* begin Record extracts *
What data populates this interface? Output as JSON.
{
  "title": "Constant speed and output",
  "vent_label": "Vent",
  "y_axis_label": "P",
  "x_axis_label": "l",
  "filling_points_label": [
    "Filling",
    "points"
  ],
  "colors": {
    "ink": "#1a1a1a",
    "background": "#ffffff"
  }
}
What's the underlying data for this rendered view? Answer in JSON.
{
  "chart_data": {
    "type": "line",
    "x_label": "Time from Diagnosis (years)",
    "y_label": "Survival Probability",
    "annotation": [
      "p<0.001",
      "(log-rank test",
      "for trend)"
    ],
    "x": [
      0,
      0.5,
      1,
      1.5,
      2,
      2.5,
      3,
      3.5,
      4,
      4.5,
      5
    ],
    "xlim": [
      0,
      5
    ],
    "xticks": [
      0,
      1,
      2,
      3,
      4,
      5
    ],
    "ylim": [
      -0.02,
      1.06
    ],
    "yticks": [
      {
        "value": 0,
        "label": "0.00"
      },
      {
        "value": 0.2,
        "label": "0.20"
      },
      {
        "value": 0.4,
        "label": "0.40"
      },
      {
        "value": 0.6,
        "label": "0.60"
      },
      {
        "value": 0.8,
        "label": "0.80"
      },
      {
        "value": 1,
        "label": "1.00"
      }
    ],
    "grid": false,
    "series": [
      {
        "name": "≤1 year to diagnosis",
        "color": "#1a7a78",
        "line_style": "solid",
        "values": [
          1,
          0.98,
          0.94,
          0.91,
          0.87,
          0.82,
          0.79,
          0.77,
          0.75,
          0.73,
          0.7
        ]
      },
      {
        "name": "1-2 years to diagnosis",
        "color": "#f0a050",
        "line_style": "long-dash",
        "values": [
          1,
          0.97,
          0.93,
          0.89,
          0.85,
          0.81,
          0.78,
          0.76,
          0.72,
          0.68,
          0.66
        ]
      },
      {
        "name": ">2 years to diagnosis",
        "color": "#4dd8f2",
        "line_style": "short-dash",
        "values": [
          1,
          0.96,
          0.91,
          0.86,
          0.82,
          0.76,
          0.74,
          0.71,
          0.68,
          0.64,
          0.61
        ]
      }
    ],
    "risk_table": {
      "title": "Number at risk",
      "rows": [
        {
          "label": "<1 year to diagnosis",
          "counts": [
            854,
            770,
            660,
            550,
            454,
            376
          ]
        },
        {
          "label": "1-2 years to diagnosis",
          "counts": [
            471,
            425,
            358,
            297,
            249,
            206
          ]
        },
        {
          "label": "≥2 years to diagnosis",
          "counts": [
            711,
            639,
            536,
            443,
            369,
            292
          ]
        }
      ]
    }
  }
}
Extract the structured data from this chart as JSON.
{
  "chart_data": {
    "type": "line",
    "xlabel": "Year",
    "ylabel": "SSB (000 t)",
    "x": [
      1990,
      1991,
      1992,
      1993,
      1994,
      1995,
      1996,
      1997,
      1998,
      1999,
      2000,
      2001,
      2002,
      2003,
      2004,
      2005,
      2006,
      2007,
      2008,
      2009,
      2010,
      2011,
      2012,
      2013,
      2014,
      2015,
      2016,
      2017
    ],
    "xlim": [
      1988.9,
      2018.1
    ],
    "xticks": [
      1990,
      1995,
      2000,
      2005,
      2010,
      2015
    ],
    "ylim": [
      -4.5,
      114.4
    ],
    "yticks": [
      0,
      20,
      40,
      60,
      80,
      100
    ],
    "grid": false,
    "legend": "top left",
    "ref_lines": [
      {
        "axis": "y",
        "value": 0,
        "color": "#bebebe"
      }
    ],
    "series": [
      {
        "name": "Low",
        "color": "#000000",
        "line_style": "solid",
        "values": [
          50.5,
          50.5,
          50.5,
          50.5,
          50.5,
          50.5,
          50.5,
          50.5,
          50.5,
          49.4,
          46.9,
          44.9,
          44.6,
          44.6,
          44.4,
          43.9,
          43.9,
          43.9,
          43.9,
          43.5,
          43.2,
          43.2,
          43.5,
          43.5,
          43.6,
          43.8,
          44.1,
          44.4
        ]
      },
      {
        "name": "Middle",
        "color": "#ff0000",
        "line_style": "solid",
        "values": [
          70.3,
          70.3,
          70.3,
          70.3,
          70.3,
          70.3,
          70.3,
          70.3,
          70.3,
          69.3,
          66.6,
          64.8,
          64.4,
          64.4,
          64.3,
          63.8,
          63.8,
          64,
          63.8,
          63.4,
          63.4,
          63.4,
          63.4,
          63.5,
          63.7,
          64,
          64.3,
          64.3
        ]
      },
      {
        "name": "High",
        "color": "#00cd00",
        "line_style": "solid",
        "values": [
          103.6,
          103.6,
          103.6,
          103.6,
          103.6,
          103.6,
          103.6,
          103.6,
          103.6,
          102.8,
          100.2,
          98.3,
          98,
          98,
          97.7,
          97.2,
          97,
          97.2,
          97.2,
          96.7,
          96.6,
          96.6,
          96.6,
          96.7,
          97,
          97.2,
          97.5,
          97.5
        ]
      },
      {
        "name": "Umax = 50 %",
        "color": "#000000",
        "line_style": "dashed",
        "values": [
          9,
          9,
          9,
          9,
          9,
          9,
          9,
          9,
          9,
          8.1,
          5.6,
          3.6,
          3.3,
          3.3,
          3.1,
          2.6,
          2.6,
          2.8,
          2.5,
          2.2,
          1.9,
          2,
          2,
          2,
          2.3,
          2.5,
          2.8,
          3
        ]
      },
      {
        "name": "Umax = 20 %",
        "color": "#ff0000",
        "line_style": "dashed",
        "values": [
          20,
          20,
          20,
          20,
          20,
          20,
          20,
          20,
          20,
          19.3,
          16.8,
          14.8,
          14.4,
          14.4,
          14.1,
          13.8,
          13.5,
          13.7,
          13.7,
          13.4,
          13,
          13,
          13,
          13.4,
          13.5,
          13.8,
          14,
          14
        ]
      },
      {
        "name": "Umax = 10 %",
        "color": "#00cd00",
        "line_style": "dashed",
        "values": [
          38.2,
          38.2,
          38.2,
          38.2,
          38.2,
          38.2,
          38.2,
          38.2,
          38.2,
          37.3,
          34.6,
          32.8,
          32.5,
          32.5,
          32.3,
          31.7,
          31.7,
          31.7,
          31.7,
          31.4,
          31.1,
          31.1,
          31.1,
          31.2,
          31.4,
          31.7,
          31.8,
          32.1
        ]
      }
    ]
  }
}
* end Record extracts *
- [Problem to solve]
Each record must be returned exactly as it is written.

- [Task output]
What data populates this interface? Output as JSON.
{
  "title": "Constant speed and output",
  "vent_label": "Vent",
  "y_axis_label": "P",
  "x_axis_label": "l",
  "filling_points_label": [
    "Filling",
    "points"
  ],
  "colors": {
    "ink": "#1a1a1a",
    "background": "#ffffff"
  }
}
What's the underlying data for this rendered view? Answer in JSON.
{
  "chart_data": {
    "type": "line",
    "x_label": "Time from Diagnosis (years)",
    "y_label": "Survival Probability",
    "annotation": [
      "p<0.001",
      "(log-rank test",
      "for trend)"
    ],
    "x": [
      0,
      0.5,
      1,
      1.5,
      2,
      2.5,
      3,
      3.5,
      4,
      4.5,
      5
    ],
    "xlim": [
      0,
      5
    ],
    "xticks": [
      0,
      1,
      2,
      3,
      4,
      5
    ],
    "ylim": [
      -0.02,
      1.06
    ],
    "yticks": [
      {
        "value": 0,
        "label": "0.00"
      },
      {
        "value": 0.2,
        "label": "0.20"
      },
      {
        "value": 0.4,
        "label": "0.40"
      },
      {
        "value": 0.6,
        "label": "0.60"
      },
      {
        "value": 0.8,
        "label": "0.80"
      },
      {
        "value": 1,
        "label": "1.00"
      }
    ],
    "grid": false,
    "series": [
      {
        "name": "≤1 year to diagnosis",
        "color": "#1a7a78",
        "line_style": "solid",
        "values": [
          1,
          0.98,
          0.94,
          0.91,
          0.87,
          0.82,
          0.79,
          0.77,
          0.75,
          0.73,
          0.7
        ]
      },
      {
        "name": "1-2 years to diagnosis",
        "color": "#f0a050",
        "line_style": "long-dash",
        "values": [
          1,
          0.97,
          0.93,
          0.89,
          0.85,
          0.81,
          0.78,
          0.76,
          0.72,
          0.68,
          0.66
        ]
      },
      {
        "name": ">2 years to diagnosis",
        "color": "#4dd8f2",
        "line_style": "short-dash",
        "values": [
          1,
          0.96,
          0.91,
          0.86,
          0.82,
          0.76,
          0.74,
          0.71,
          0.68,
          0.64,
          0.61
        ]
      }
    ],
    "risk_table": {
      "title": "Number at risk",
      "rows": [
        {
          "label": "<1 year to diagnosis",
          "counts": [
            854,
            770,
            660,
            550,
            454,
            376
          ]
        },
        {
          "label": "1-2 years to diagnosis",
          "counts": [
            471,
            425,
            358,
            297,
            249,
            206
          ]
        },
        {
          "label": "≥2 years to diagnosis",
          "counts": [
            711,
            639,
            536,
            443,
            369,
            292
          ]
        }
      ]
    }
  }
}
Extract the structured data from this chart as JSON.
{
  "chart_data": {
    "type": "line",
    "xlabel": "Year",
    "ylabel": "SSB (000 t)",
    "x": [
      1990,
      1991,
      1992,
      1993,
      1994,
      1995,
      1996,
      1997,
      1998,
      1999,
      2000,
      2001,
      2002,
      2003,
      2004,
      2005,
      2006,
      2007,
      2008,
      2009,
      2010,
      2011,
      2012,
      2013,
      2014,
      2015,
      2016,
      2017
    ],
    "xlim": [
      1988.9,
      2018.1
    ],
    "xticks": [
      1990,
      1995,
      2000,
      2005,
      2010,
      2015
    ],
    "ylim": [
      -4.5,
      114.4
    ],
    "yticks": [
      0,
      20,
      40,
      60,
      80,
      100
    ],
    "grid": false,
    "legend": "top left",
    "ref_lines": [
      {
        "axis": "y",
        "value": 0,
        "color": "#bebebe"
      }
    ],
    "series": [
      {
        "name": "Low",
        "color": "#000000",
        "line_style": "solid",
        "values": [
          50.5,
          50.5,
          50.5,
          50.5,
          50.5,
          50.5,
          50.5,
          50.5,
          50.5,
          49.4,
          46.9,
          44.9,
          44.6,
          44.6,
          44.4,
          43.9,
          43.9,
          43.9,
          43.9,
          43.5,
          43.2,
          43.2,
          43.5,
          43.5,
          43.6,
          43.8,
          44.1,
          44.4
        ]
      },
      {
        "name": "Middle",
        "color": "#ff0000",
        "line_style": "solid",
        "values": [
          70.3,
          70.3,
          70.3,
          70.3,
          70.3,
          70.3,
          70.3,
          70.3,
          70.3,
          69.3,
          66.6,
          64.8,
          64.4,
          64.4,
          64.3,
          63.8,
          63.8,
          64,
          63.8,
          63.4,
          63.4,
          63.4,
          63.4,
          63.5,
          63.7,
          64,
          64.3,
          64.3
        ]
      },
      {
        "name": "High",
        "color": "#00cd00",
        "line_style": "solid",
        "values": [
          103.6,
          103.6,
          103.6,
          103.6,
          103.6,
          103.6,
          103.6,
          103.6,
          103.6,
          102.8,
          100.2,
          98.3,
          98,
          98,
          97.7,
          97.2,
          97,
          97.2,
          97.2,
          96.7,
          96.6,
          96.6,
          96.6,
          96.7,
          97,
          97.2,
          97.5,
          97.5
        ]
      },
      {
        "name": "Umax = 50 %",
        "color": "#000000",
        "line_style": "dashed",
        "values": [
          9,
          9,
          9,
          9,
          9,
          9,
          9,
          9,
          9,
          8.1,
          5.6,
          3.6,
          3.3,
          3.3,
          3.1,
          2.6,
          2.6,
          2.8,
          2.5,
          2.2,
          1.9,
          2,
          2,
          2,
          2.3,
          2.5,
          2.8,
          3
        ]
      },
      {
        "name": "Umax = 20 %",
        "color": "#ff0000",
        "line_style": "dashed",
        "values": [
          20,
          20,
          20,
          20,
          20,
          20,
          20,
          20,
          20,
          19.3,
          16.8,
          14.8,
          14.4,
          14.4,
          14.1,
          13.8,
          13.5,
          13.7,
          13.7,
          13.4,
          13,
          13,
          13,
          13.4,
          13.5,
          13.8,
          14,
          14
        ]
      },
      {
        "name": "Umax = 10 %",
        "color": "#00cd00",
        "line_style": "dashed",
        "values": [
          38.2,
          38.2,
          38.2,
          38.2,
          38.2,
          38.2,
          38.2,
          38.2,
          38.2,
          37.3,
          34.6,
          32.8,
          32.5,
          32.5,
          32.3,
          31.7,
          31.7,
          31.7,
          31.7,
          31.4,
          31.1,
          31.1,
          31.1,
          31.2,
          31.4,
          31.7,
          31.8,
          32.1
        ]
      }
    ]
  }
}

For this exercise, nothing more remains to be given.